Answer with a single number, the count of lines holding the word "credit".

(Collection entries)

════════

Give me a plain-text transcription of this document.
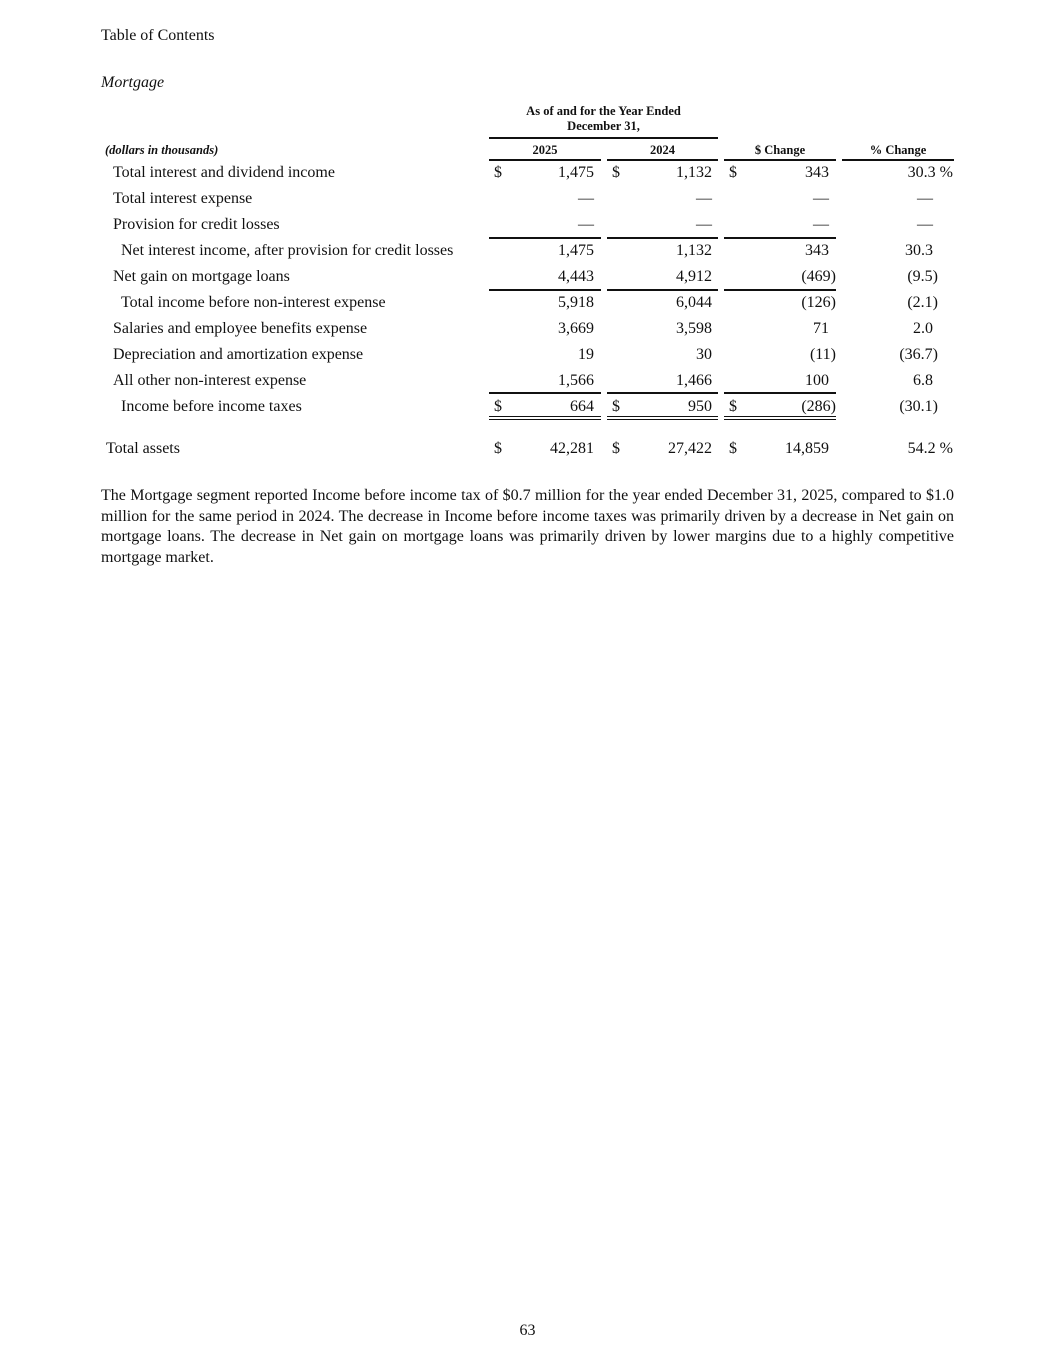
Table of Contents
Mortgage
As of and for the Year Ended
December 31,
(dollars in thousands)	2025	2024	$ Change	% Change
Total interest and dividend income	$	1,475 $	1,132 $	343	30.3 %
Total interest expense	—	—	—	—
Provision for credit losses	—	—	—	—
Net interest income, after provision for credit losses	1,475	1,132	343	30.3
Net gain on mortgage loans	4,443	4,912	(469)	(9.5)
Total income before non-interest expense	5,918	6,044	(126)	(2.1)
Salaries and employee benefits expense	3,669	3,598	71	2.0
Depreciation and amortization expense	19	30	(11)	(36.7)
All other non-interest expense	1,566	1,466	100	6.8
Income before income taxes	$	664 $	950 $	(286)	(30.1)
Total assets	$	42,281 $	27,422 $	14,859	54.2 %
The Mortgage segment reported Income before income tax of $0.7 million for the year ended December 31, 2025, compared to $1.0 million for the same period in 2024. The decrease in Income before income taxes was primarily driven by a decrease in Net gain on mortgage loans. The decrease in Net gain on mortgage loans was primarily driven by lower margins due to a highly competitive mortgage market.
63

════════

Result of this task ▸
2